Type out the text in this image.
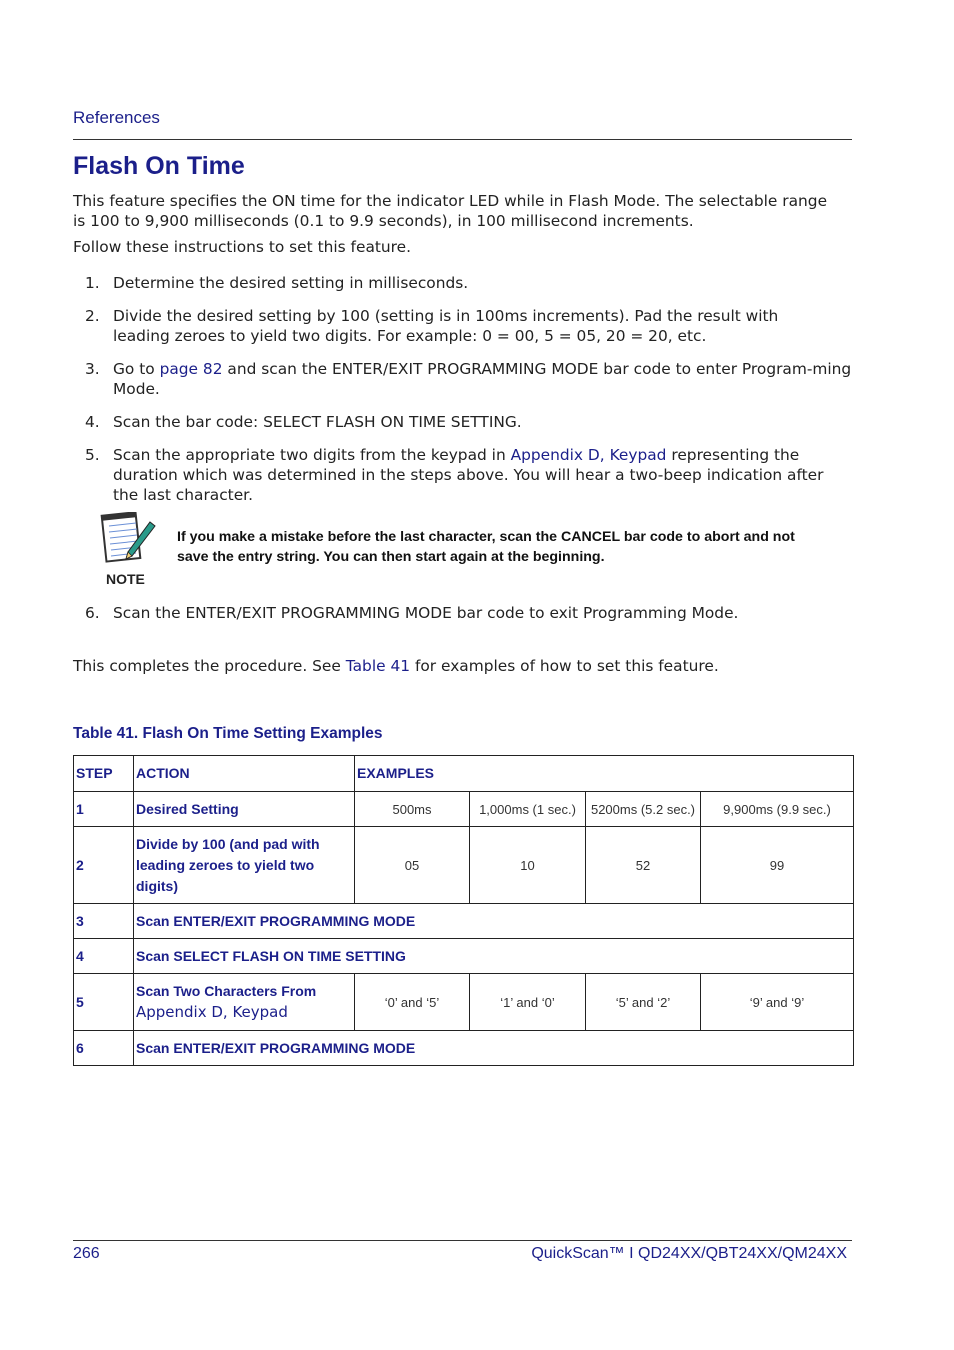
References
Flash On Time
This feature specifies the ON time for the indicator LED while in Flash Mode. The selectable range is 100 to 9,900 milliseconds (0.1 to 9.9 seconds), in 100 millisecond increments.
Follow these instructions to set this feature.
1. Determine the desired setting in milliseconds.
2. Divide the desired setting by 100 (setting is in 100ms increments). Pad the result with leading zeroes to yield two digits. For example: 0 = 00, 5 = 05, 20 = 20, etc.
3. Go to page 82 and scan the ENTER/EXIT PROGRAMMING MODE bar code to enter Program-ming Mode.
4. Scan the bar code: SELECT FLASH ON TIME SETTING.
5. Scan the appropriate two digits from the keypad in Appendix D, Keypad representing the duration which was determined in the steps above. You will hear a two-beep indication after the last character.
NOTE
If you make a mistake before the last character, scan the CANCEL bar code to abort and not save the entry string. You can then start again at the beginning.
6. Scan the ENTER/EXIT PROGRAMMING MODE bar code to exit Programming Mode.
This completes the procedure. See Table 41 for examples of how to set this feature.
Table 41. Flash On Time Setting Examples
STEP	ACTION	EXAMPLES			
1	Desired Setting	500ms	1,000ms (1 sec.)	5200ms (5.2 sec.)	9,900ms (9.9 sec.)
2	Divide by 100 (and pad with leading zeroes to yield two digits)	05	10	52	99
3	Scan ENTER/EXIT PROGRAMMING MODE				
4	Scan SELECT FLASH ON TIME SETTING				
5	Scan Two Characters From
Appendix D, Keypad	‘0’ and ‘5’	‘1’ and ‘0’	‘5’ and ‘2’	‘9’ and ‘9’
6	Scan ENTER/EXIT PROGRAMMING MODE				
266	QuickScan™ I QD24XX/QBT24XX/QM24XX
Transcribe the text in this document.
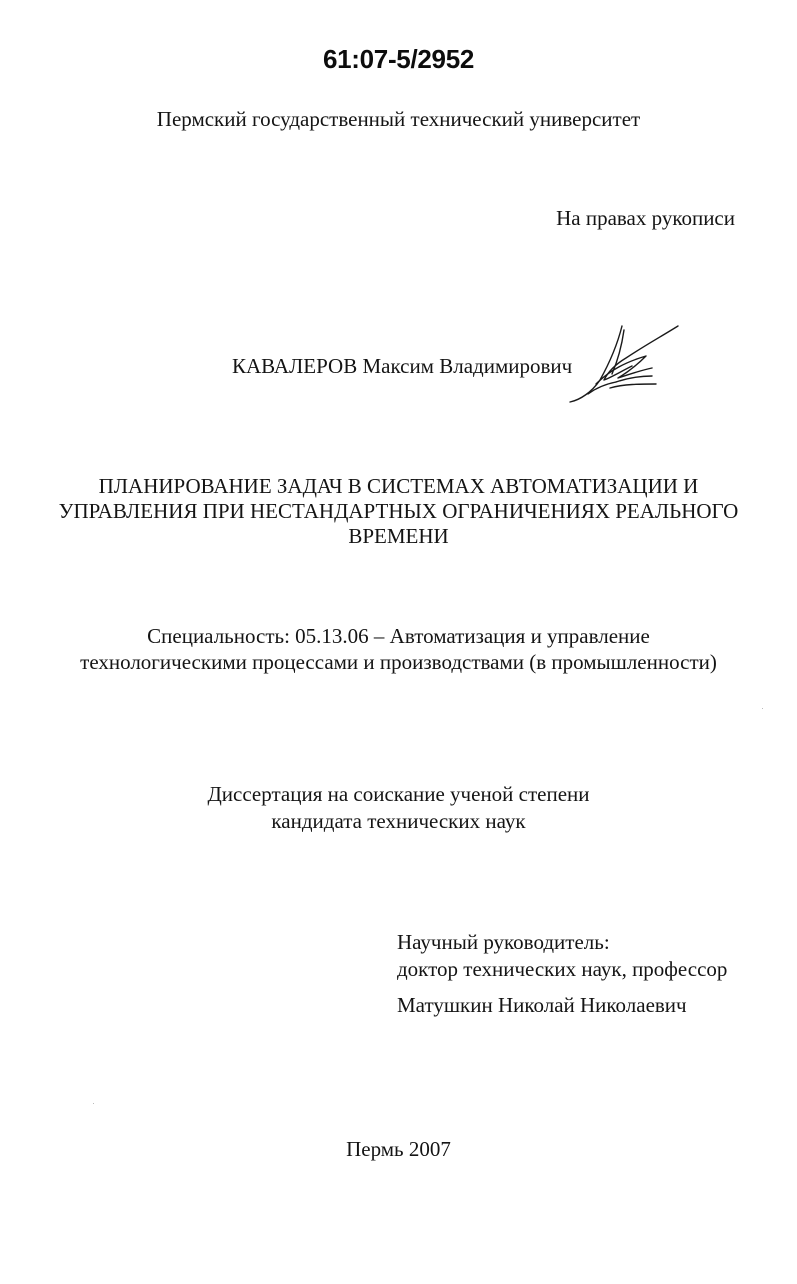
61:07-5/2952
Пермский государственный технический университет
На правах рукописи
КАВАЛЕРОВ Максим Владимирович
ПЛАНИРОВАНИЕ ЗАДАЧ В СИСТЕМАХ АВТОМАТИЗАЦИИ И
УПРАВЛЕНИЯ ПРИ НЕСТАНДАРТНЫХ ОГРАНИЧЕНИЯХ РЕАЛЬНОГО
ВРЕМЕНИ
Специальность: 05.13.06 – Автоматизация и управление
технологическими процессами и производствами (в промышленности)
Диссертация на соискание ученой степени
кандидата технических наук
Научный руководитель:
доктор технических наук, профессор
Матушкин Николай Николаевич
Пермь 2007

▸ Required task: Go through the entries above and output them exactly, without pictures.

▸ Answer to the exercise:
Type out the text in this image.
References
Flash On Time
This feature specifies the ON time for the indicator LED while in Flash Mode. The selectable range is 100 to 9,900 milliseconds (0.1 to 9.9 seconds), in 100 millisecond increments.
Follow these instructions to set this feature.
1. Determine the desired setting in milliseconds.
2. Divide the desired setting by 100 (setting is in 100ms increments). Pad the result with leading zeroes to yield two digits. For example: 0 = 00, 5 = 05, 20 = 20, etc.
3. Go to page 82 and scan the ENTER/EXIT PROGRAMMING MODE bar code to enter Program-ming Mode.
4. Scan the bar code: SELECT FLASH ON TIME SETTING.
5. Scan the appropriate two digits from the keypad in Appendix D, Keypad representing the duration which was determined in the steps above. You will hear a two-beep indication after the last character.
NOTE
If you make a mistake before the last character, scan the CANCEL bar code to abort and not save the entry string. You can then start again at the beginning.
6. Scan the ENTER/EXIT PROGRAMMING MODE bar code to exit Programming Mode.
This completes the procedure. See Table 41 for examples of how to set this feature.
Table 41. Flash On Time Setting Examples
STEP	ACTION	EXAMPLES			
1	Desired Setting	500ms	1,000ms (1 sec.)	5200ms (5.2 sec.)	9,900ms (9.9 sec.)
2	Divide by 100 (and pad with leading zeroes to yield two digits)	05	10	52	99
3	Scan ENTER/EXIT PROGRAMMING MODE				
4	Scan SELECT FLASH ON TIME SETTING				
5	Scan Two Characters From
Appendix D, Keypad	‘0’ and ‘5’	‘1’ and ‘0’	‘5’ and ‘2’	‘9’ and ‘9’
6	Scan ENTER/EXIT PROGRAMMING MODE				
266	QuickScan™ I QD24XX/QBT24XX/QM24XX
Transcribe the text in this document.
61:07-5/2952
Пермский государственный технический университет
На правах рукописи
КАВАЛЕРОВ Максим Владимирович
ПЛАНИРОВАНИЕ ЗАДАЧ В СИСТЕМАХ АВТОМАТИЗАЦИИ И
УПРАВЛЕНИЯ ПРИ НЕСТАНДАРТНЫХ ОГРАНИЧЕНИЯХ РЕАЛЬНОГО
ВРЕМЕНИ
Специальность: 05.13.06 – Автоматизация и управление
технологическими процессами и производствами (в промышленности)
Диссертация на соискание ученой степени
кандидата технических наук
Научный руководитель:
доктор технических наук, профессор
Матушкин Николай Николаевич
Пермь 2007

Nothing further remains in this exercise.